** begin **

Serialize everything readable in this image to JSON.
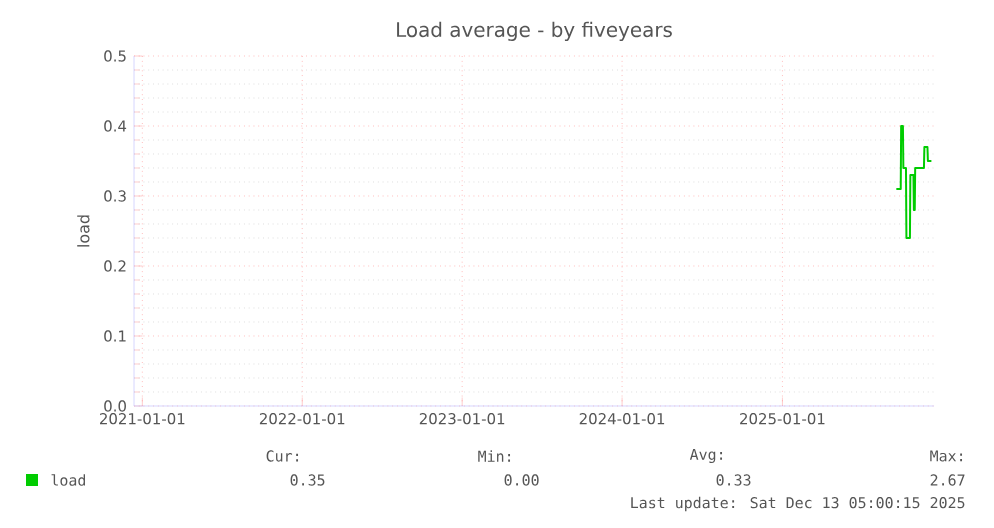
{
  "chart_data": {
    "type": "line",
    "title": "Load average - by fiveyears",
    "ylabel": "load",
    "xlim": [
      "2020-12-13",
      "2025-12-13"
    ],
    "ylim": [
      0,
      0.5
    ],
    "xticks": [
      "2021-01-01",
      "2022-01-01",
      "2023-01-01",
      "2024-01-01",
      "2025-01-01"
    ],
    "yticks": [
      {
        "value": 0,
        "label": "0.0"
      },
      {
        "value": 0.1,
        "label": "0.1"
      },
      {
        "value": 0.2,
        "label": "0.2"
      },
      {
        "value": 0.3,
        "label": "0.3"
      },
      {
        "value": 0.4,
        "label": "0.4"
      },
      {
        "value": 0.5,
        "label": "0.5"
      }
    ],
    "grid": true,
    "legend": "bottom",
    "series": [
      {
        "name": "load",
        "color": "#00cc00",
        "x": [
          "2025-09-18",
          "2025-09-28",
          "2025-09-29",
          "2025-10-03",
          "2025-10-04",
          "2025-10-10",
          "2025-10-11",
          "2025-10-19",
          "2025-10-20",
          "2025-10-27",
          "2025-10-28",
          "2025-10-30",
          "2025-10-31",
          "2025-11-11",
          "2025-11-20",
          "2025-11-21",
          "2025-11-28",
          "2025-11-29",
          "2025-12-07"
        ],
        "values": [
          0.31,
          0.31,
          0.4,
          0.4,
          0.34,
          0.34,
          0.24,
          0.24,
          0.33,
          0.33,
          0.28,
          0.28,
          0.34,
          0.34,
          0.34,
          0.37,
          0.37,
          0.35,
          0.35
        ]
      }
    ],
    "annotations": [
      "Cur:",
      "Min:",
      "Avg:",
      "Max:",
      "0.35",
      "0.00",
      "0.33",
      "2.67",
      "Last update: Sat Dec 13 05:00:15 2025"
    ]
  }
}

** end **

## Exercise aim
Quote every record above exactly, leaving out the pictures.

## Expected output
Serialize everything readable in this image to JSON.
{
  "chart_data": {
    "type": "line",
    "title": "Load average - by fiveyears",
    "ylabel": "load",
    "xlim": [
      "2020-12-13",
      "2025-12-13"
    ],
    "ylim": [
      0,
      0.5
    ],
    "xticks": [
      "2021-01-01",
      "2022-01-01",
      "2023-01-01",
      "2024-01-01",
      "2025-01-01"
    ],
    "yticks": [
      {
        "value": 0,
        "label": "0.0"
      },
      {
        "value": 0.1,
        "label": "0.1"
      },
      {
        "value": 0.2,
        "label": "0.2"
      },
      {
        "value": 0.3,
        "label": "0.3"
      },
      {
        "value": 0.4,
        "label": "0.4"
      },
      {
        "value": 0.5,
        "label": "0.5"
      }
    ],
    "grid": true,
    "legend": "bottom",
    "series": [
      {
        "name": "load",
        "color": "#00cc00",
        "x": [
          "2025-09-18",
          "2025-09-28",
          "2025-09-29",
          "2025-10-03",
          "2025-10-04",
          "2025-10-10",
          "2025-10-11",
          "2025-10-19",
          "2025-10-20",
          "2025-10-27",
          "2025-10-28",
          "2025-10-30",
          "2025-10-31",
          "2025-11-11",
          "2025-11-20",
          "2025-11-21",
          "2025-11-28",
          "2025-11-29",
          "2025-12-07"
        ],
        "values": [
          0.31,
          0.31,
          0.4,
          0.4,
          0.34,
          0.34,
          0.24,
          0.24,
          0.33,
          0.33,
          0.28,
          0.28,
          0.34,
          0.34,
          0.34,
          0.37,
          0.37,
          0.35,
          0.35
        ]
      }
    ],
    "annotations": [
      "Cur:",
      "Min:",
      "Avg:",
      "Max:",
      "0.35",
      "0.00",
      "0.33",
      "2.67",
      "Last update: Sat Dec 13 05:00:15 2025"
    ]
  }
}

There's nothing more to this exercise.